Written request: Exclude all pictures, then copy each of the records exactly as written.

(A run of records)
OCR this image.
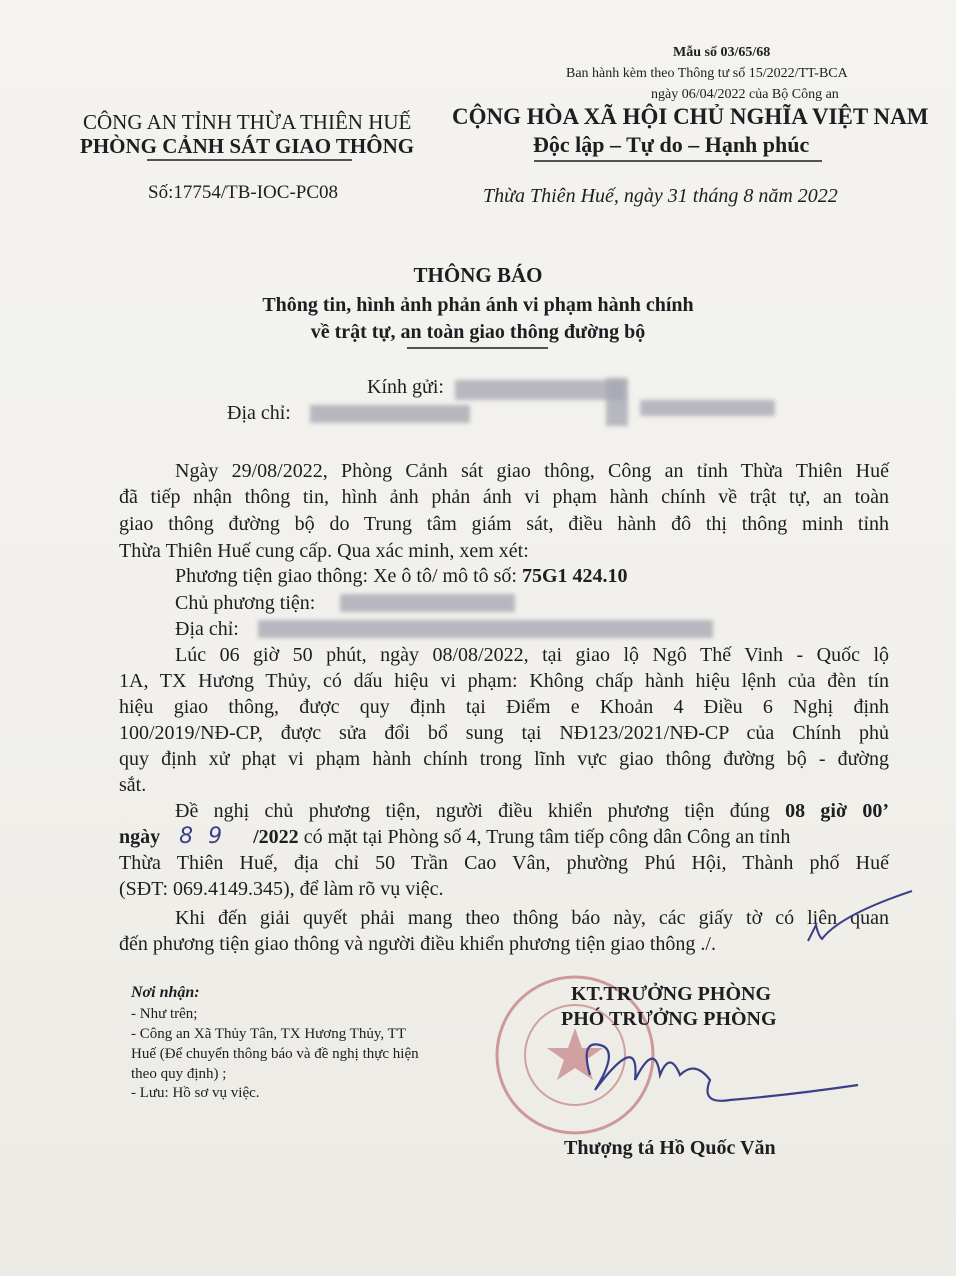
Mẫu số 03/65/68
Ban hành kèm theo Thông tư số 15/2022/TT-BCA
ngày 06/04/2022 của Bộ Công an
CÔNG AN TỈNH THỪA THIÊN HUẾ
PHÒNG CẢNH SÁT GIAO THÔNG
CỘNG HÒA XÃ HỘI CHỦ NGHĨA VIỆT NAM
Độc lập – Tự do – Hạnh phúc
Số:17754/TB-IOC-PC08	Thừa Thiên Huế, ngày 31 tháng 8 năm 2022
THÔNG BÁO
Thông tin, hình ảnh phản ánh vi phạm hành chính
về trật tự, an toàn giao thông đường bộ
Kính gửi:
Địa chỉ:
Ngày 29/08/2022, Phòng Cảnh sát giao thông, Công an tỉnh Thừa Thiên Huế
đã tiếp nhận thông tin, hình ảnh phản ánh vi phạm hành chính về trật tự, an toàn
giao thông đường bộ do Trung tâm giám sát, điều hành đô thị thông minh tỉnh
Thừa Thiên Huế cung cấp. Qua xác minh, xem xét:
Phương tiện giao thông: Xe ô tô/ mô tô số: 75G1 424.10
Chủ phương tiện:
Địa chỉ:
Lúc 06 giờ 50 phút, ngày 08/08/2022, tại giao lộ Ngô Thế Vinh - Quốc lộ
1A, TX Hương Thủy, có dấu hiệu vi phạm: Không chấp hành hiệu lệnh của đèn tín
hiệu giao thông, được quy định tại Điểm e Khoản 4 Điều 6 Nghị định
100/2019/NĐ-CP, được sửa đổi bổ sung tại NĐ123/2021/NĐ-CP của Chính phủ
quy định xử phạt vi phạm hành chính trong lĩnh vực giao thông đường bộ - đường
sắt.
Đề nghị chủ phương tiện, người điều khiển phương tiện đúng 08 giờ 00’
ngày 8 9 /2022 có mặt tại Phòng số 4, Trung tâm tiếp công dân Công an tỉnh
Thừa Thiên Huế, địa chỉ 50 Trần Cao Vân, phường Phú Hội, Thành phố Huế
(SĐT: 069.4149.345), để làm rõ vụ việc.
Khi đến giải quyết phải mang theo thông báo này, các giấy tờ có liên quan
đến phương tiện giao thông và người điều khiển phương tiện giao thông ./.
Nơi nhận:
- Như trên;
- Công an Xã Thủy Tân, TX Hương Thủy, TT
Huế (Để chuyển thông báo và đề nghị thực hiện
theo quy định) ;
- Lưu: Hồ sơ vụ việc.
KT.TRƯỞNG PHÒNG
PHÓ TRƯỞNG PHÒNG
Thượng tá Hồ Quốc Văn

Written reply:
OCR this image.
Mẫu số 03/65/68
Ban hành kèm theo Thông tư số 15/2022/TT-BCA
ngày 06/04/2022 của Bộ Công an
CÔNG AN TỈNH THỪA THIÊN HUẾ
PHÒNG CẢNH SÁT GIAO THÔNG
CỘNG HÒA XÃ HỘI CHỦ NGHĨA VIỆT NAM
Độc lập – Tự do – Hạnh phúc
Số:17754/TB-IOC-PC08	Thừa Thiên Huế, ngày 31 tháng 8 năm 2022
THÔNG BÁO
Thông tin, hình ảnh phản ánh vi phạm hành chính
về trật tự, an toàn giao thông đường bộ
Kính gửi:
Địa chỉ:
Ngày 29/08/2022, Phòng Cảnh sát giao thông, Công an tỉnh Thừa Thiên Huế
đã tiếp nhận thông tin, hình ảnh phản ánh vi phạm hành chính về trật tự, an toàn
giao thông đường bộ do Trung tâm giám sát, điều hành đô thị thông minh tỉnh
Thừa Thiên Huế cung cấp. Qua xác minh, xem xét:
Phương tiện giao thông: Xe ô tô/ mô tô số: 75G1 424.10
Chủ phương tiện:
Địa chỉ:
Lúc 06 giờ 50 phút, ngày 08/08/2022, tại giao lộ Ngô Thế Vinh - Quốc lộ
1A, TX Hương Thủy, có dấu hiệu vi phạm: Không chấp hành hiệu lệnh của đèn tín
hiệu giao thông, được quy định tại Điểm e Khoản 4 Điều 6 Nghị định
100/2019/NĐ-CP, được sửa đổi bổ sung tại NĐ123/2021/NĐ-CP của Chính phủ
quy định xử phạt vi phạm hành chính trong lĩnh vực giao thông đường bộ - đường
sắt.
Đề nghị chủ phương tiện, người điều khiển phương tiện đúng 08 giờ 00’
ngày 8 9 /2022 có mặt tại Phòng số 4, Trung tâm tiếp công dân Công an tỉnh
Thừa Thiên Huế, địa chỉ 50 Trần Cao Vân, phường Phú Hội, Thành phố Huế
(SĐT: 069.4149.345), để làm rõ vụ việc.
Khi đến giải quyết phải mang theo thông báo này, các giấy tờ có liên quan
đến phương tiện giao thông và người điều khiển phương tiện giao thông ./.
Nơi nhận:
- Như trên;
- Công an Xã Thủy Tân, TX Hương Thủy, TT
Huế (Để chuyển thông báo và đề nghị thực hiện
theo quy định) ;
- Lưu: Hồ sơ vụ việc.
KT.TRƯỞNG PHÒNG
PHÓ TRƯỞNG PHÒNG
Thượng tá Hồ Quốc Văn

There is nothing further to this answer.